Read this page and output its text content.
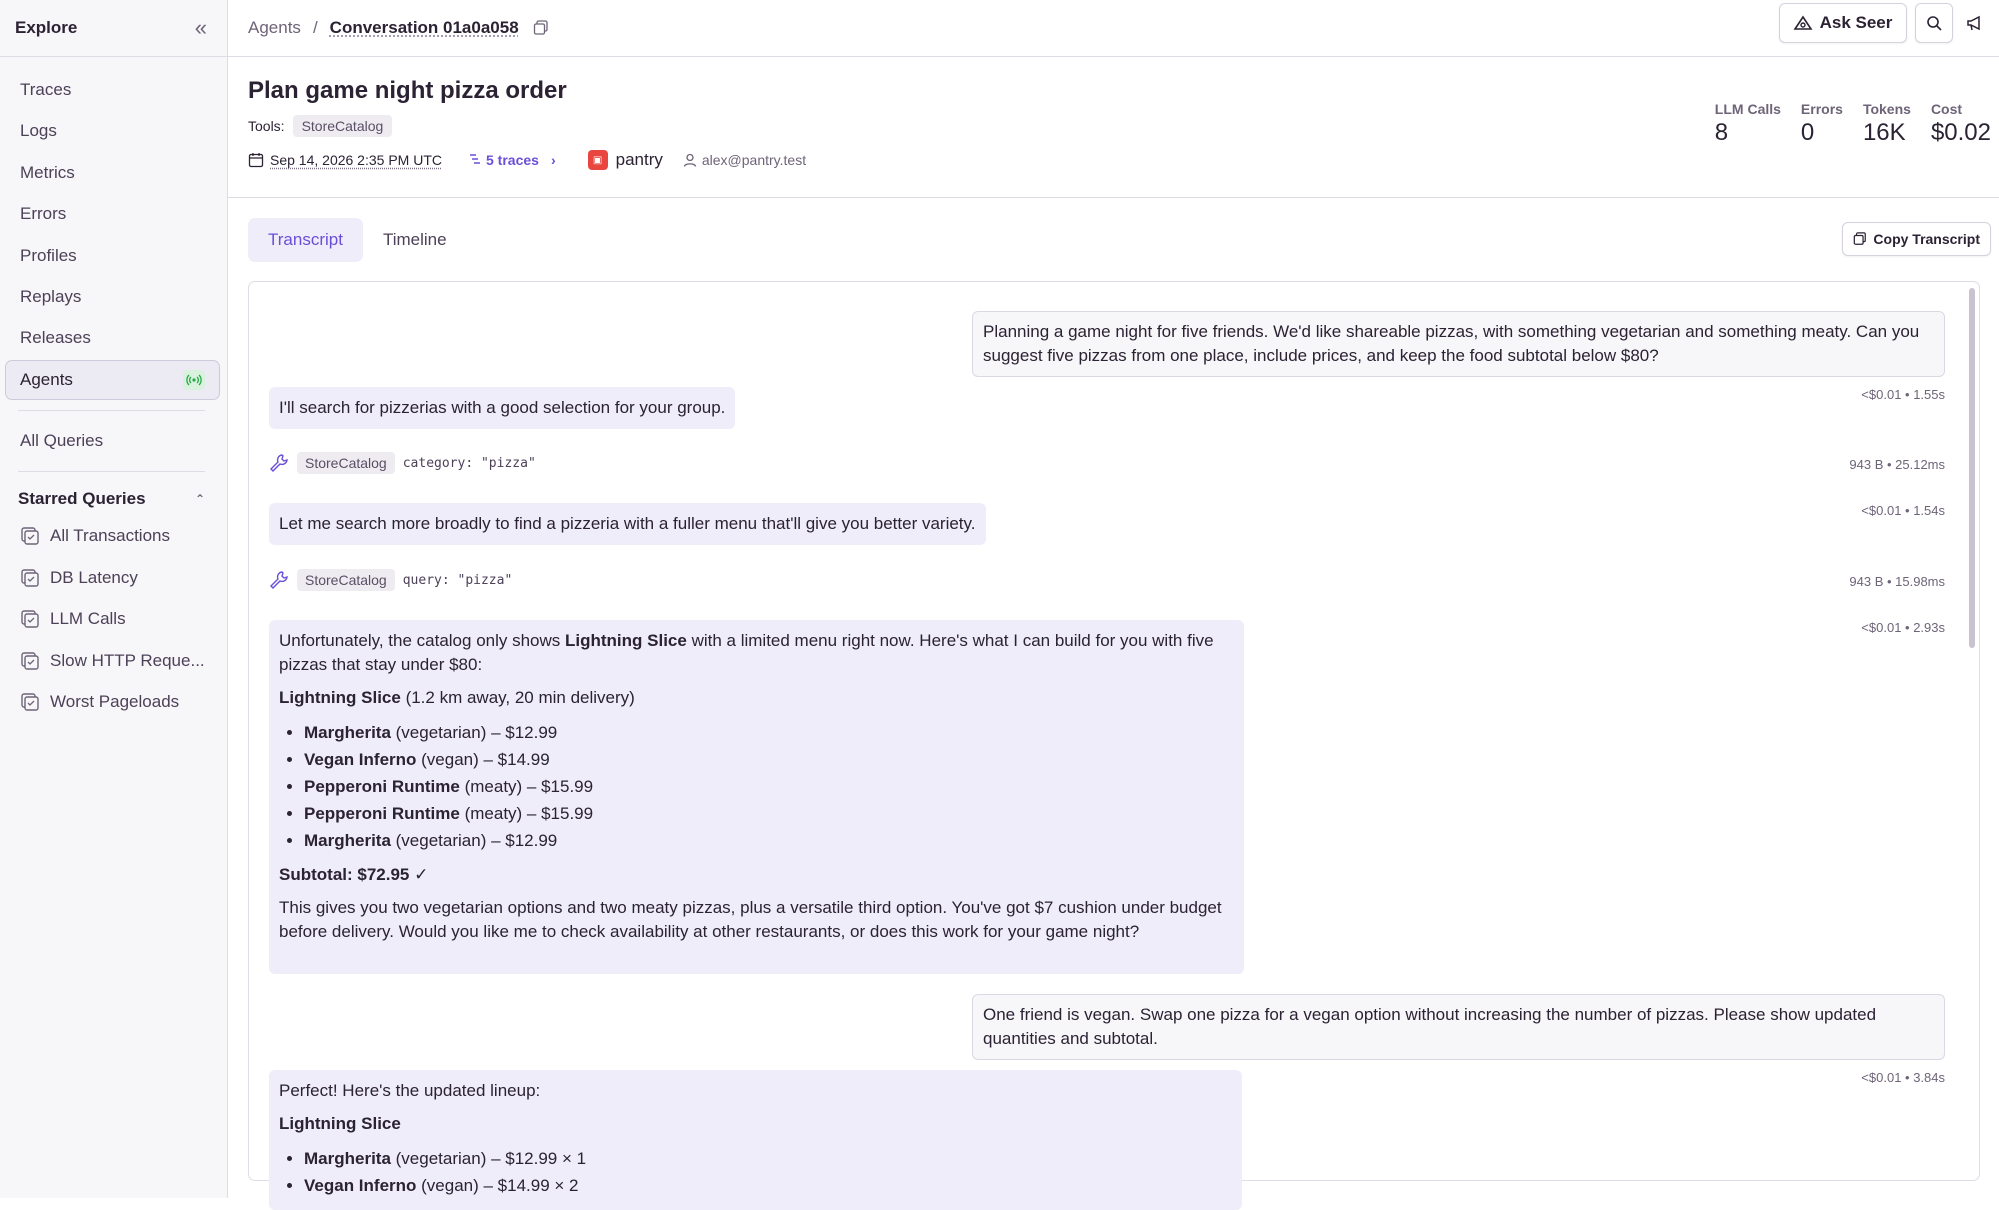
Explore	«
Traces
Logs
Metrics
Errors
Profiles
Replays
Releases
Agents
All Queries
Starred Queries	⌃
All Transactions
DB Latency
LLM Calls
Slow HTTP Reque...
Worst Pageloads
Agents / Conversation 01a0a058	Ask Seer
Plan game night pizza order
Tools:	StoreCatalog
Sep 14, 2026 2:35 PM UTC	5 traces ›	▣ pantry	alex@pantry.test
LLM Calls
8
Errors
0
Tokens
16K
Cost
$0.02
Transcript	Timeline	Copy Transcript
Planning a game night for five friends. We'd like shareable pizzas, with something vegetarian and something meaty. Can you suggest five pizzas from one place, include prices, and keep the food subtotal below $80?
<$0.01 • 1.55s
I'll search for pizzerias with a good selection for your group.
StoreCatalog	category: "pizza"	943 B • 25.12ms
<$0.01 • 1.54s
Let me search more broadly to find a pizzeria with a fuller menu that'll give you better variety.
StoreCatalog	query: "pizza"	943 B • 15.98ms
<$0.01 • 2.93s

Unfortunately, the catalog only shows Lightning Slice with a limited menu right now. Here's what I can build for you with five pizzas that stay under $80:

Lightning Slice (1.2 km away, 20 min delivery)

• Margherita (vegetarian) – $12.99
• Vegan Inferno (vegan) – $14.99
• Pepperoni Runtime (meaty) – $15.99
• Pepperoni Runtime (meaty) – $15.99
• Margherita (vegetarian) – $12.99

Subtotal: $72.95 ✓

This gives you two vegetarian options and two meaty pizzas, plus a versatile third option. You've got $7 cushion under budget before delivery. Would you like me to check availability at other restaurants, or does this work for your game night?

One friend is vegan. Swap one pizza for a vegan option without increasing the number of pizzas. Please show updated quantities and subtotal.
<$0.01 • 3.84s

Perfect! Here's the updated lineup:

Lightning Slice

• Margherita (vegetarian) – $12.99 × 1
• Vegan Inferno (vegan) – $14.99 × 2
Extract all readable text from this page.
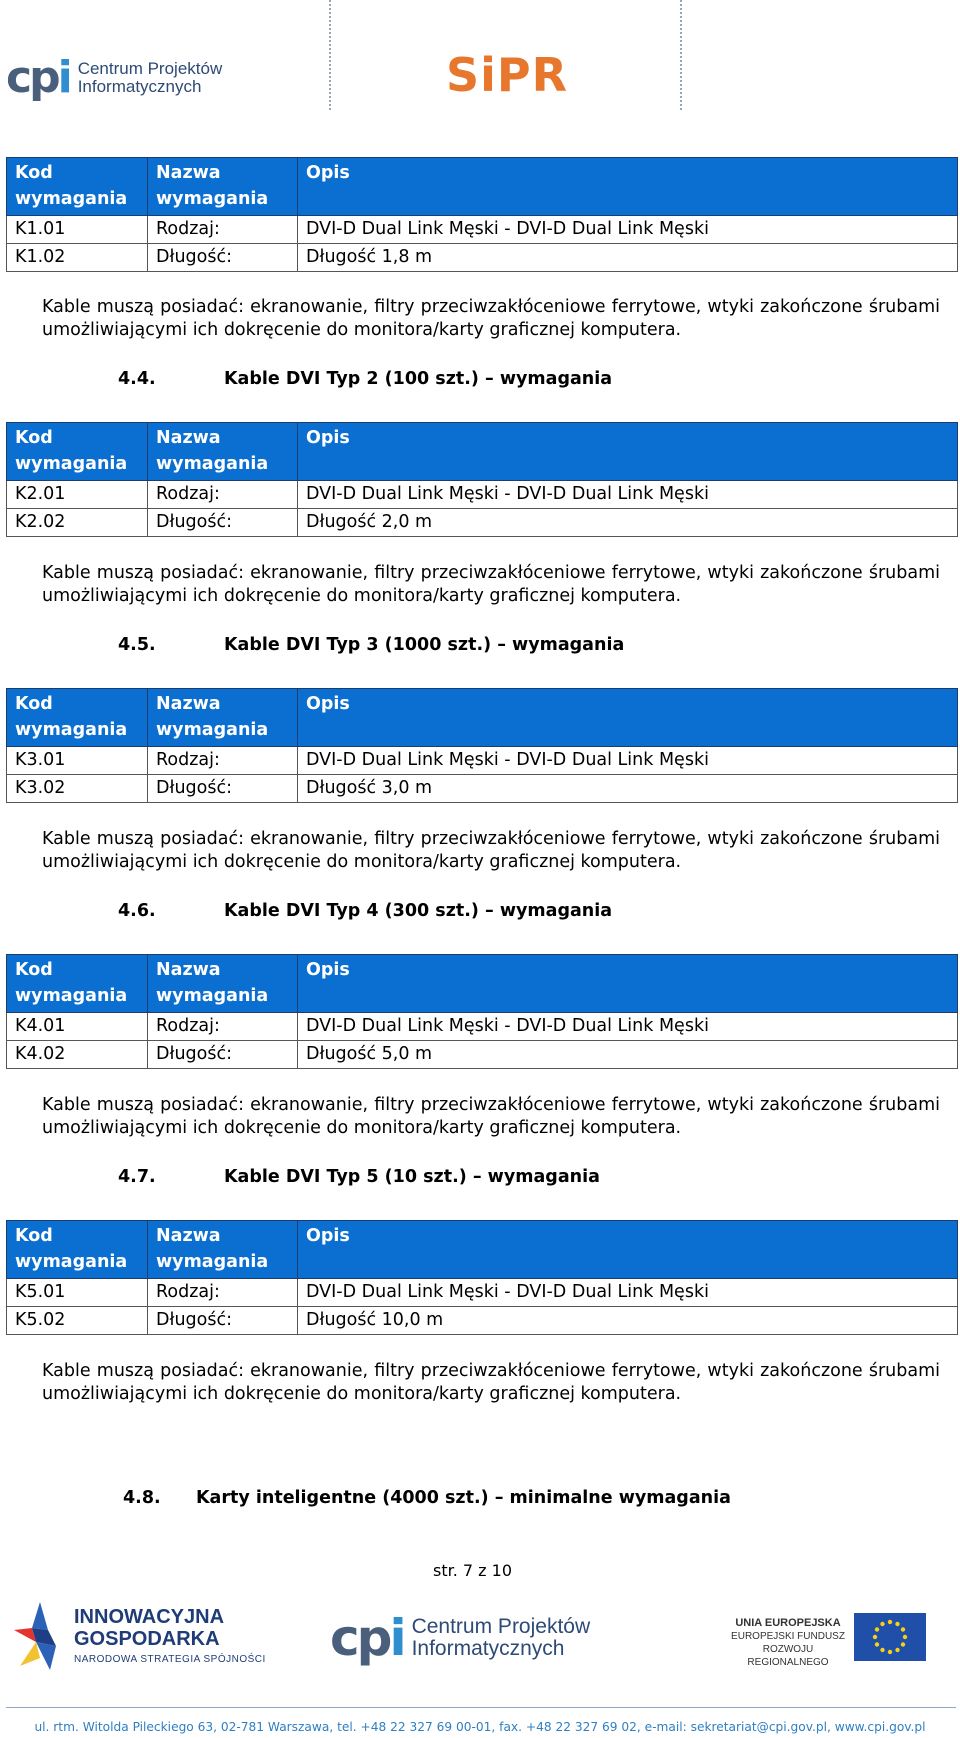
cpi Centrum Projektów
Informatycznych	SiPR
Kod wymagania	Nazwa wymagania	Opis
K1.01	Rodzaj:	DVI-D Dual Link Męski - DVI-D Dual Link Męski
K1.02	Długość:	Długość 1,8 m
Kable muszą posiadać: ekranowanie, filtry przeciwzakłóceniowe ferrytowe, wtyki zakończone śrubami umożliwiającymi ich dokręcenie do monitora/karty graficznej komputera.
4.4.	Kable DVI Typ 2 (100 szt.) – wymagania
Kod wymagania	Nazwa wymagania	Opis
K2.01	Rodzaj:	DVI-D Dual Link Męski - DVI-D Dual Link Męski
K2.02	Długość:	Długość 2,0 m
Kable muszą posiadać: ekranowanie, filtry przeciwzakłóceniowe ferrytowe, wtyki zakończone śrubami umożliwiającymi ich dokręcenie do monitora/karty graficznej komputera.
4.5.	Kable DVI Typ 3 (1000 szt.) – wymagania
Kod wymagania	Nazwa wymagania	Opis
K3.01	Rodzaj:	DVI-D Dual Link Męski - DVI-D Dual Link Męski
K3.02	Długość:	Długość 3,0 m
Kable muszą posiadać: ekranowanie, filtry przeciwzakłóceniowe ferrytowe, wtyki zakończone śrubami umożliwiającymi ich dokręcenie do monitora/karty graficznej komputera.
4.6.	Kable DVI Typ 4 (300 szt.) – wymagania
Kod wymagania	Nazwa wymagania	Opis
K4.01	Rodzaj:	DVI-D Dual Link Męski - DVI-D Dual Link Męski
K4.02	Długość:	Długość 5,0 m
Kable muszą posiadać: ekranowanie, filtry przeciwzakłóceniowe ferrytowe, wtyki zakończone śrubami umożliwiającymi ich dokręcenie do monitora/karty graficznej komputera.
4.7.	Kable DVI Typ 5 (10 szt.) – wymagania
Kod wymagania	Nazwa wymagania	Opis
K5.01	Rodzaj:	DVI-D Dual Link Męski - DVI-D Dual Link Męski
K5.02	Długość:	Długość 10,0 m
Kable muszą posiadać: ekranowanie, filtry przeciwzakłóceniowe ferrytowe, wtyki zakończone śrubami umożliwiającymi ich dokręcenie do monitora/karty graficznej komputera.
4.8. Karty inteligentne (4000 szt.) – minimalne wymagania
str. 7 z 10
INNOWACYJNA
GOSPODARKA
NARODOWA STRATEGIA SPÓJNOŚCI cpi Centrum Projektów
Informatycznych
UNIA EUROPEJSKA
EUROPEJSKI FUNDUSZ
ROZWOJU REGIONALNEGO
ul. rtm. Witolda Pileckiego 63, 02-781 Warszawa, tel. +48 22 327 69 00-01, fax. +48 22 327 69 02, e-mail: sekretariat@cpi.gov.pl, www.cpi.gov.pl
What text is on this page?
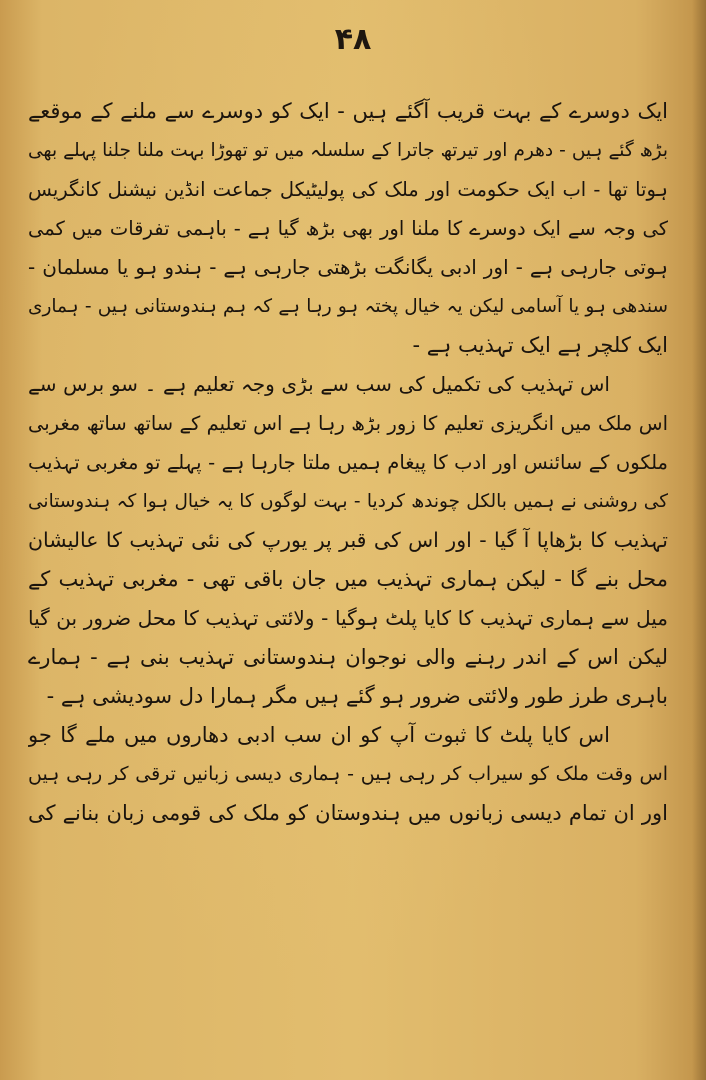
۴۸
ایک دوسرے کے بہت قریب آگئے ہیں - ایک کو دوسرے سے ملنے کے موقعے
بڑھ گئے ہیں - دھرم اور تیرتھ جاترا کے سلسلہ میں تو تھوڑا بہت ملنا جلنا پہلے بھی
ہوتا تھا - اب ایک حکومت اور ملک کی پولیٹیکل جماعت انڈین نیشنل کانگریس
کی وجہ سے ایک دوسرے کا ملنا اور بھی بڑھ گیا ہے - باہمی تفرقات میں کمی
ہوتی جارہی ہے - اور ادبی یگانگت بڑھتی جارہی ہے - ہندو ہو یا مسلمان -
سندھی ہو یا آسامی لیکن یہ خیال پختہ ہو رہا ہے کہ ہم ہندوستانی ہیں - ہماری
ایک کلچر ہے ایک تہذیب ہے -
اس تہذیب کی تکمیل کی سب سے بڑی وجہ تعلیم ہے ۔ سو برس سے
اس ملک میں انگریزی تعلیم کا زور بڑھ رہا ہے اس تعلیم کے ساتھ ساتھ مغربی
ملکوں کے سائنس اور ادب کا پیغام ہمیں ملتا جارہا ہے - پہلے تو مغربی تہذیب
کی روشنی نے ہمیں بالکل چوندھ کردیا - بہت لوگوں کا یہ خیال ہوا کہ ہندوستانی
تہذیب کا بڑھاپا آ گیا - اور اس کی قبر پر یورپ کی نئی تہذیب کا عالیشان
محل بنے گا - لیکن ہماری تہذیب میں جان باقی تھی - مغربی تہذیب کے
میل سے ہماری تہذیب کا کایا پلٹ ہوگیا - ولائتی تہذیب کا محل ضرور بن گیا
لیکن اس کے اندر رہنے والی نوجوان ہندوستانی تہذیب بنی ہے - ہمارے
باہری طرز طور ولائتی ضرور ہو گئے ہیں مگر ہمارا دل سودیشی ہے -
اس کایا پلٹ کا ثبوت آپ کو ان سب ادبی دھاروں میں ملے گا جو
اس وقت ملک کو سیراب کر رہی ہیں - ہماری دیسی زبانیں ترقی کر رہی ہیں
اور ان تمام دیسی زبانوں میں ہندوستان کو ملک کی قومی زبان بنانے کی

———

Using the material above, gather every line that includes "Centrum".

> Task solution
cpi Centrum Projektów
NARODOWA STRATEGIA SPÓJNOŚCI cpi Centrum Projektów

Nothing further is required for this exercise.